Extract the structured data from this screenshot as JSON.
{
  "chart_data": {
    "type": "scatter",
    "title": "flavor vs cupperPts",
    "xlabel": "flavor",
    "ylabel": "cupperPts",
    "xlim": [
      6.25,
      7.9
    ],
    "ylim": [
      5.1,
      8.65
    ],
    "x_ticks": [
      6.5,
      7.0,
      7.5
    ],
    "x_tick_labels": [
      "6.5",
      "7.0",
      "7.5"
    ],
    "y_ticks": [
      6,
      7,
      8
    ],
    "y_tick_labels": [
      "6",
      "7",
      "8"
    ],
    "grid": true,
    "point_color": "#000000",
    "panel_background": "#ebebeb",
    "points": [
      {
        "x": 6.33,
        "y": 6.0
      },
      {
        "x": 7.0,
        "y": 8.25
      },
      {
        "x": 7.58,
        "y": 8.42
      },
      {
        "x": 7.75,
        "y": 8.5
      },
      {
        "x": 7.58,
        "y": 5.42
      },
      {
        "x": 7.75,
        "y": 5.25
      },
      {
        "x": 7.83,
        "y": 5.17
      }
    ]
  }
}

## [Set task]
Above are some records; extract every one of them exactly.

## [Answer to this task]
Extract the structured data from this screenshot as JSON.
{
  "chart_data": {
    "type": "scatter",
    "title": "flavor vs cupperPts",
    "xlabel": "flavor",
    "ylabel": "cupperPts",
    "xlim": [
      6.25,
      7.9
    ],
    "ylim": [
      5.1,
      8.65
    ],
    "x_ticks": [
      6.5,
      7.0,
      7.5
    ],
    "x_tick_labels": [
      "6.5",
      "7.0",
      "7.5"
    ],
    "y_ticks": [
      6,
      7,
      8
    ],
    "y_tick_labels": [
      "6",
      "7",
      "8"
    ],
    "grid": true,
    "point_color": "#000000",
    "panel_background": "#ebebeb",
    "points": [
      {
        "x": 6.33,
        "y": 6.0
      },
      {
        "x": 7.0,
        "y": 8.25
      },
      {
        "x": 7.58,
        "y": 8.42
      },
      {
        "x": 7.75,
        "y": 8.5
      },
      {
        "x": 7.58,
        "y": 5.42
      },
      {
        "x": 7.75,
        "y": 5.25
      },
      {
        "x": 7.83,
        "y": 5.17
      }
    ]
  }
}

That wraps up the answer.